* [To be done]: Reproduce word for word the portion of the essay on singers as musicians below that begins at the words "And, just as" and ends after "the highest level.".

* [Quoted passage]:
^^^^
The very fact that there are successful singers out there making music that people love hearing, and doing it without the aid of formal musicianship skills, proves that there’s more to being a musician than knowing all the complicated abstractions. Those rules and regulations help us musicians communicate and work together effectively; they’re very useful and beneficial, but they’re not, ultimately, the most necessary component of music making. The most necessary component is expressive artistry. Music is auditory art. At its core, music is what you hear, and if someone can create beautiful, expressive sound with their voice, then they are without doubt a musician.

The negative perception of singers as poor musicians holds back so many artists from doing their best work, and it keeps many of them from setting a high bar for themselves for the attainment of musicianship skills that could help them collaborate and create more efficiently and with deeper understanding.


Fellow music teachers, we have a responsibility to our developing singers to make them into knowledgeable musicians with well-rounded skill sets. We have to prepare them to communicate and collaborate with their instrumentalist peers and colleagues. I don’t just mean music reading and formal music analysis theories—singers need to know how to identify by ear aspects of pitch, harmony, and rhythm, and they need to know standard language to talk about those things. We teachers need to present and explain all those concepts and keep explaining until our singers can understand and use them. If they can’t learn it the way we’re teaching it, then we have to teach the way they learn.

And, just as importantly, we have to help each of our singing students believe they are as much a musician as any instrumentalist. Singers deserve to see themselves as real musicians. And if they don’t, they will never have the confidence to pursue their musicianship and artistry to the highest level.
^^^^
Excerpts from a set of layout annotations
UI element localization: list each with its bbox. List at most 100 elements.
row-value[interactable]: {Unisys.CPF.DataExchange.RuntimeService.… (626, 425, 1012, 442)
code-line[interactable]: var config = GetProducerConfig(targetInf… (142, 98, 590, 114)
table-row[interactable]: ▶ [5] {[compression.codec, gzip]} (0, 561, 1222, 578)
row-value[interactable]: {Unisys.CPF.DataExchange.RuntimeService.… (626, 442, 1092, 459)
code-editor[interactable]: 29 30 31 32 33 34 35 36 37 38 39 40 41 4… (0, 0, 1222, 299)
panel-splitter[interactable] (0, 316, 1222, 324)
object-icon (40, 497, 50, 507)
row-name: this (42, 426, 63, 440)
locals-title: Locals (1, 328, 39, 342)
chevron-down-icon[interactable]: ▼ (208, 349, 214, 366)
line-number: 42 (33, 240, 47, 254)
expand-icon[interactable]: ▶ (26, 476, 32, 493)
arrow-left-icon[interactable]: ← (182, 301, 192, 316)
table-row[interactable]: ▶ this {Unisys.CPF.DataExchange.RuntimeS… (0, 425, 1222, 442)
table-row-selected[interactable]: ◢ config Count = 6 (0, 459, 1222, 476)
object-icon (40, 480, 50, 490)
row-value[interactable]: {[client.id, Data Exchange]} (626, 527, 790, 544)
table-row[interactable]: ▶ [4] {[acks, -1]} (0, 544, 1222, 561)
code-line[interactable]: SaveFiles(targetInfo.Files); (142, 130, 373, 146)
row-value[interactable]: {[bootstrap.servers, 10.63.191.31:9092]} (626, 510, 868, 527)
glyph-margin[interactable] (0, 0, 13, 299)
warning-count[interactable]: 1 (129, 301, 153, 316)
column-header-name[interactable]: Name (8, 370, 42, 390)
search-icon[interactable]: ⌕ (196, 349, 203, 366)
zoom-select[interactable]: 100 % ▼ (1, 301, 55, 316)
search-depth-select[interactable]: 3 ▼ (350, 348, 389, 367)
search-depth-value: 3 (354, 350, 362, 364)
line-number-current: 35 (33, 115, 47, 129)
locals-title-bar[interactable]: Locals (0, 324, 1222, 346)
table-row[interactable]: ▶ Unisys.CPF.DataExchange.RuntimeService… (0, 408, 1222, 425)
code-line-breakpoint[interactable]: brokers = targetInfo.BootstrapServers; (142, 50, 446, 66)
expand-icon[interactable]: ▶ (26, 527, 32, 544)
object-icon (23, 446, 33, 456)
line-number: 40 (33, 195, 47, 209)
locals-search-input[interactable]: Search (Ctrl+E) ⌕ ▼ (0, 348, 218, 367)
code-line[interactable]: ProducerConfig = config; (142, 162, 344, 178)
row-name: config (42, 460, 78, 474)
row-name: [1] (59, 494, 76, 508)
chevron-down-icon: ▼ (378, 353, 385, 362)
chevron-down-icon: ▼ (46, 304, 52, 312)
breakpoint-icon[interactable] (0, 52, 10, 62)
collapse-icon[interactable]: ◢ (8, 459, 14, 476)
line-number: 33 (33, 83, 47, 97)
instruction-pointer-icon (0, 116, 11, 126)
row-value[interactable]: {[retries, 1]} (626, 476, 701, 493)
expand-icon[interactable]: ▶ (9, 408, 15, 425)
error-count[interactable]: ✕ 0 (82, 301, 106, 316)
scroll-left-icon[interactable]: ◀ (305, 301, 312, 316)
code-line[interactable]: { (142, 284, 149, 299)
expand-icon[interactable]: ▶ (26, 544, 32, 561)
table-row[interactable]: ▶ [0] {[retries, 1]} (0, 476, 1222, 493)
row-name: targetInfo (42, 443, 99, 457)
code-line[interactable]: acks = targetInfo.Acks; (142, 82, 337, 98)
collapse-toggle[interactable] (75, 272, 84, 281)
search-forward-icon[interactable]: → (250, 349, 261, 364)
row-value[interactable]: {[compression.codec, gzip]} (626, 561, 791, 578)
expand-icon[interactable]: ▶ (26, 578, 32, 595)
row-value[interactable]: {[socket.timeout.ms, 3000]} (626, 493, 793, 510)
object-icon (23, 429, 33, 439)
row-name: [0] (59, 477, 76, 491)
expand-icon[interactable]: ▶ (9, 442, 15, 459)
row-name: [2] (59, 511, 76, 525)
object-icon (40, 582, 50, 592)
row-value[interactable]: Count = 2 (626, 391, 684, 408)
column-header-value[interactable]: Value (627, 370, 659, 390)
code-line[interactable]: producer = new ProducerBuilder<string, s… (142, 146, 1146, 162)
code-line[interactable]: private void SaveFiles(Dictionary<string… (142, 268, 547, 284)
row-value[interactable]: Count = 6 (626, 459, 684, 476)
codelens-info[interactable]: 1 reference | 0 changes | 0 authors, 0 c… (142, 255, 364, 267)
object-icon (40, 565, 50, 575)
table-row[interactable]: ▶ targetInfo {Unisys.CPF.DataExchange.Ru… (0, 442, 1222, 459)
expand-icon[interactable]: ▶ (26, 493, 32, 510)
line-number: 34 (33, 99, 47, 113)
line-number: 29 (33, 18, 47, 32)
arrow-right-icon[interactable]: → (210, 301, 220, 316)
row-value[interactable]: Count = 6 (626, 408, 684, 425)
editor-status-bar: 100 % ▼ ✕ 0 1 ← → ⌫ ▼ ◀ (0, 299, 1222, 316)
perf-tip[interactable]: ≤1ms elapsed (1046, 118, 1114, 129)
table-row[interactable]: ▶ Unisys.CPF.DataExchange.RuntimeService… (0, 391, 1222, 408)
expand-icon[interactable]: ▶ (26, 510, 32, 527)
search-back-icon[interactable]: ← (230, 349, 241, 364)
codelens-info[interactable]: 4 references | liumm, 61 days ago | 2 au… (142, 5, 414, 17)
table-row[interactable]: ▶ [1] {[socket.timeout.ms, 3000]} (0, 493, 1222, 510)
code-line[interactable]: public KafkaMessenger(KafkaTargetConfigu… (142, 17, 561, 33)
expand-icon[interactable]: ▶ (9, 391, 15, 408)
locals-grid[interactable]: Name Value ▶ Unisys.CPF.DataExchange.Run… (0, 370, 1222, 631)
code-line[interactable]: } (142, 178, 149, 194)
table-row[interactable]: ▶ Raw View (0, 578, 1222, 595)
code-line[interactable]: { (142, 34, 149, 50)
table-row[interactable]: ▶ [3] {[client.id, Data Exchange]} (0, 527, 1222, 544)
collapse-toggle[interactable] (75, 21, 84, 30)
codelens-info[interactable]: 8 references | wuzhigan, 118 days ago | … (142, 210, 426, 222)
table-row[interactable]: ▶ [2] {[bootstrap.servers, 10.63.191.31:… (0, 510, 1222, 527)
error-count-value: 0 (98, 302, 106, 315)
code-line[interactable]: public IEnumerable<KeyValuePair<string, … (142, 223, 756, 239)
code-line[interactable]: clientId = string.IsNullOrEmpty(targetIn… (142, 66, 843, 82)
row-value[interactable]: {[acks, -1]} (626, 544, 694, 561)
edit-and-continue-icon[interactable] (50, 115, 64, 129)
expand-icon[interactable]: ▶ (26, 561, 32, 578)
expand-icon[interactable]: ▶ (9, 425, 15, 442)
^^^^
* [Complete output]:
And, just as importantly, we have to help each of our singing students believe they are as much a musician as any instrumentalist. Singers deserve to see themselves as real musicians. And if they don’t, they will never have the confidence to pursue their musicianship and artistry to the highest level.